# EXERCISE BRIEF
Can you revise the lines from the very first one through the line that contains "- section-heading-related-work: II.", changing "subentry-label" to "sub-item-label" and leaving everything else untouched?

# DATA EXCERPTS

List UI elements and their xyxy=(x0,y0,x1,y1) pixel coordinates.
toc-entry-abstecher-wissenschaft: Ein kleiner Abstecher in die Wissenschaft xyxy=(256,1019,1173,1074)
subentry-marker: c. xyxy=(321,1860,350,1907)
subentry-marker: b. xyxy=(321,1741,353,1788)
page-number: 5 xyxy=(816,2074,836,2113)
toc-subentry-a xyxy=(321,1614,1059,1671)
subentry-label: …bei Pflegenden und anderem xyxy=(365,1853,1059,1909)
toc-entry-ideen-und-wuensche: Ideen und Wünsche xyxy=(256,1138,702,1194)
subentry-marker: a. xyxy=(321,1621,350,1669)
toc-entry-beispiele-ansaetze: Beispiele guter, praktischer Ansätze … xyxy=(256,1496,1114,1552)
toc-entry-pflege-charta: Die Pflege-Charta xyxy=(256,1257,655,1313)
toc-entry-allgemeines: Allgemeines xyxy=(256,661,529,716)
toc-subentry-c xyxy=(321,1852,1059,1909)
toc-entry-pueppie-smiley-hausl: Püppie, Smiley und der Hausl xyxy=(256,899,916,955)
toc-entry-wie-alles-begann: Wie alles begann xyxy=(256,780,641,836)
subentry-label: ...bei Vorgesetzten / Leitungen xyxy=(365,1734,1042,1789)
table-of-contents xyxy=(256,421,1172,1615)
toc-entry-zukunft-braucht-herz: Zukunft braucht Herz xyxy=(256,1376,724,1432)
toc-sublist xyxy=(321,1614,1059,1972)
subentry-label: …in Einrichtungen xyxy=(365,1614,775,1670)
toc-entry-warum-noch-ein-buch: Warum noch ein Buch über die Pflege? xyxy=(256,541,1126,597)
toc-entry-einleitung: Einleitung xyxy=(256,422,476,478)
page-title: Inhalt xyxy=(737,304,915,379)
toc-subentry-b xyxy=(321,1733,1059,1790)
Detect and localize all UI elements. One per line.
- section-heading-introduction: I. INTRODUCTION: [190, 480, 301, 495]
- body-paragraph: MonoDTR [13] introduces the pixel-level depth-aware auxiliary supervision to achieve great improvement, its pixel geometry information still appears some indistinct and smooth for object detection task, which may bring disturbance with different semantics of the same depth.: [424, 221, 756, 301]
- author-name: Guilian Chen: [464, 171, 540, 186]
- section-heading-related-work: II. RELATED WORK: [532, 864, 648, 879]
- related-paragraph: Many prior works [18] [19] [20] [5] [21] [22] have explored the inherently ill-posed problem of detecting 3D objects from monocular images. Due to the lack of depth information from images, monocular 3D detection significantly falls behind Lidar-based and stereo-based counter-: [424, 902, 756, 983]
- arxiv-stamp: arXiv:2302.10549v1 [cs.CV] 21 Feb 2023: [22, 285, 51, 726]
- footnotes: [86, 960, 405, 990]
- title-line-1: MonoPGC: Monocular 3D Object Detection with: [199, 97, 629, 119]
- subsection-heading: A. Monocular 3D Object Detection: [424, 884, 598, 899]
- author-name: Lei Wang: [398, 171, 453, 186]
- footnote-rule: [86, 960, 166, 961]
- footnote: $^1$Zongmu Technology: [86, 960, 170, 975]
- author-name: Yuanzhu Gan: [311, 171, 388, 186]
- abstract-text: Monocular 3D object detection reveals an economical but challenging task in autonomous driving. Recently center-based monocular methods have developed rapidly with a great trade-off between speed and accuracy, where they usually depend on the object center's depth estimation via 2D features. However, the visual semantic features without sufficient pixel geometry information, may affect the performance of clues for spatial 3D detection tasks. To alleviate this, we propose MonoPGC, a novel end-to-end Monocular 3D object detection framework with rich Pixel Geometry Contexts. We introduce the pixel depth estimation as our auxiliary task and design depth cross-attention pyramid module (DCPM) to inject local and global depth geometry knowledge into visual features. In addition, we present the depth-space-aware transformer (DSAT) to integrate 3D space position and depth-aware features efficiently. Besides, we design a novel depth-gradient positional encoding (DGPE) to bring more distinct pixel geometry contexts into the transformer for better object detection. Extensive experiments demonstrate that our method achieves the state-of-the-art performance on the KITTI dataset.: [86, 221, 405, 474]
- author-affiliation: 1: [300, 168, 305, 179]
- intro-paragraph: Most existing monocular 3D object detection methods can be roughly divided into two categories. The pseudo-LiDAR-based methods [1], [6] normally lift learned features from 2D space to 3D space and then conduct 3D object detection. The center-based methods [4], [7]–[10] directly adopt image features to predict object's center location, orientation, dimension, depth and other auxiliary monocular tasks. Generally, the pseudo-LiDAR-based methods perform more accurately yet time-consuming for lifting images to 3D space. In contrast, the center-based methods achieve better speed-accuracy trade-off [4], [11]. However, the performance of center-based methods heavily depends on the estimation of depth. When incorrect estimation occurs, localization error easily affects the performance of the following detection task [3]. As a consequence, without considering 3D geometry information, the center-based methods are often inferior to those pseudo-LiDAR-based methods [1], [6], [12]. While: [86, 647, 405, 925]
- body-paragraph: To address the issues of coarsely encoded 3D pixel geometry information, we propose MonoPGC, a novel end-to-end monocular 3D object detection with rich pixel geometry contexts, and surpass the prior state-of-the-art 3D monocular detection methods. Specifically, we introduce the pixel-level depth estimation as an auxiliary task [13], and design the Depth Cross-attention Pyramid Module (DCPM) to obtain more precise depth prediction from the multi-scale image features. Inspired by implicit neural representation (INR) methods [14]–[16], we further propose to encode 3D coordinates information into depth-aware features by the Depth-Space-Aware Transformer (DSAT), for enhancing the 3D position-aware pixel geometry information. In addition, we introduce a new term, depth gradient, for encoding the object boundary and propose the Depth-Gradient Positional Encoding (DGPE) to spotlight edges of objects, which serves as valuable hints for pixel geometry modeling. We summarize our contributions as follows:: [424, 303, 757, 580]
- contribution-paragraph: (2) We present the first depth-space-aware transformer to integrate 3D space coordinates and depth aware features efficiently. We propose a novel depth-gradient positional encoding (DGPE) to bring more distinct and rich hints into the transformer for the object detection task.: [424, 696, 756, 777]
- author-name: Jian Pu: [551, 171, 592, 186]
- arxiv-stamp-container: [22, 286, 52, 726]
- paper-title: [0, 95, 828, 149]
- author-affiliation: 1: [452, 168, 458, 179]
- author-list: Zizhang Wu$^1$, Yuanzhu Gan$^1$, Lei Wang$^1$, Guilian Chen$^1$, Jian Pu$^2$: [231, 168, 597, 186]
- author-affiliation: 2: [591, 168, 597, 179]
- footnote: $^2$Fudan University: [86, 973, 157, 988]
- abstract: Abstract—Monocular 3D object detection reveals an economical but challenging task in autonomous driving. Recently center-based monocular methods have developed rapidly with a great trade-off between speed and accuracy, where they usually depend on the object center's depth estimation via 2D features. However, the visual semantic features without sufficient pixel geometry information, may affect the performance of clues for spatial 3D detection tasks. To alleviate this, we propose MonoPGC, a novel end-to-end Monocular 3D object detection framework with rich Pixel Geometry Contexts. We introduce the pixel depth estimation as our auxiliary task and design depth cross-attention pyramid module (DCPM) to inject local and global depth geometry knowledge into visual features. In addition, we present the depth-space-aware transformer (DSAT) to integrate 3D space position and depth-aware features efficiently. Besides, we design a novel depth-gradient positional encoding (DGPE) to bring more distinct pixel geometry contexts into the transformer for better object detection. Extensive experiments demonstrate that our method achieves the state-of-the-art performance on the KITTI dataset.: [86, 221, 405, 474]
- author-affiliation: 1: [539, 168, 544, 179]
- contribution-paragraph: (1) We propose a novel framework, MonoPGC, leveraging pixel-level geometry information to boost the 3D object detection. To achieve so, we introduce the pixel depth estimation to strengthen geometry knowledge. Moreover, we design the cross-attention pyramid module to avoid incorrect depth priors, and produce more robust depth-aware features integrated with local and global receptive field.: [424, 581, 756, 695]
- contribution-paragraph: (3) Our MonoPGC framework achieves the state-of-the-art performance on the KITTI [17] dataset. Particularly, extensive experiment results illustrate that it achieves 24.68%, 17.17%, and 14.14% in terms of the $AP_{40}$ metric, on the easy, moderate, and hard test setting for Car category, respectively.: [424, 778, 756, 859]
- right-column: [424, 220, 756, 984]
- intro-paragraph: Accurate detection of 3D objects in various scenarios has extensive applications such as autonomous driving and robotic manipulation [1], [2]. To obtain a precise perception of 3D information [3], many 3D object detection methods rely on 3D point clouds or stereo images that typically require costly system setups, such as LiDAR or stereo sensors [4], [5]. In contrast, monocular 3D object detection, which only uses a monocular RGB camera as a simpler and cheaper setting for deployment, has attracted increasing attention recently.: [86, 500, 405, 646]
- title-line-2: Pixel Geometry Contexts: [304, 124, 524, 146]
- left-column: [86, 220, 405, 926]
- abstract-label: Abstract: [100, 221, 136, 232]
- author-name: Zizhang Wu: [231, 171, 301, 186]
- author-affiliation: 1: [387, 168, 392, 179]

# WRITTEN ANSWER
List UI elements and their xyxy=(x0,y0,x1,y1) pixel coordinates.
toc-entry-abstecher-wissenschaft: Ein kleiner Abstecher in die Wissenschaft xyxy=(256,1019,1173,1074)
subentry-marker: c. xyxy=(321,1860,350,1907)
subentry-marker: b. xyxy=(321,1741,353,1788)
page-number: 5 xyxy=(816,2074,836,2113)
toc-subentry-a xyxy=(321,1614,1059,1671)
sub-item-label: …bei Pflegenden und anderem xyxy=(365,1853,1059,1909)
toc-entry-ideen-und-wuensche: Ideen und Wünsche xyxy=(256,1138,702,1194)
subentry-marker: a. xyxy=(321,1621,350,1669)
toc-entry-beispiele-ansaetze: Beispiele guter, praktischer Ansätze … xyxy=(256,1496,1114,1552)
toc-entry-pflege-charta: Die Pflege-Charta xyxy=(256,1257,655,1313)
toc-entry-allgemeines: Allgemeines xyxy=(256,661,529,716)
toc-subentry-c xyxy=(321,1852,1059,1909)
toc-entry-pueppie-smiley-hausl: Püppie, Smiley und der Hausl xyxy=(256,899,916,955)
toc-entry-wie-alles-begann: Wie alles begann xyxy=(256,780,641,836)
sub-item-label: ...bei Vorgesetzten / Leitungen xyxy=(365,1734,1042,1789)
table-of-contents xyxy=(256,421,1172,1615)
toc-entry-zukunft-braucht-herz: Zukunft braucht Herz xyxy=(256,1376,724,1432)
toc-sublist xyxy=(321,1614,1059,1972)
sub-item-label: …in Einrichtungen xyxy=(365,1614,775,1670)
toc-entry-warum-noch-ein-buch: Warum noch ein Buch über die Pflege? xyxy=(256,541,1126,597)
toc-entry-einleitung: Einleitung xyxy=(256,422,476,478)
page-title: Inhalt xyxy=(737,304,915,379)
toc-subentry-b xyxy=(321,1733,1059,1790)
Detect and localize all UI elements. One per line.
- section-heading-introduction: I. INTRODUCTION: [190, 480, 301, 495]
- body-paragraph: MonoDTR [13] introduces the pixel-level depth-aware auxiliary supervision to achieve great improvement, its pixel geometry information still appears some indistinct and smooth for object detection task, which may bring disturbance with different semantics of the same depth.: [424, 221, 756, 301]
- author-name: Guilian Chen: [464, 171, 540, 186]
- section-heading-related-work: II. RELATED WORK: [532, 864, 648, 879]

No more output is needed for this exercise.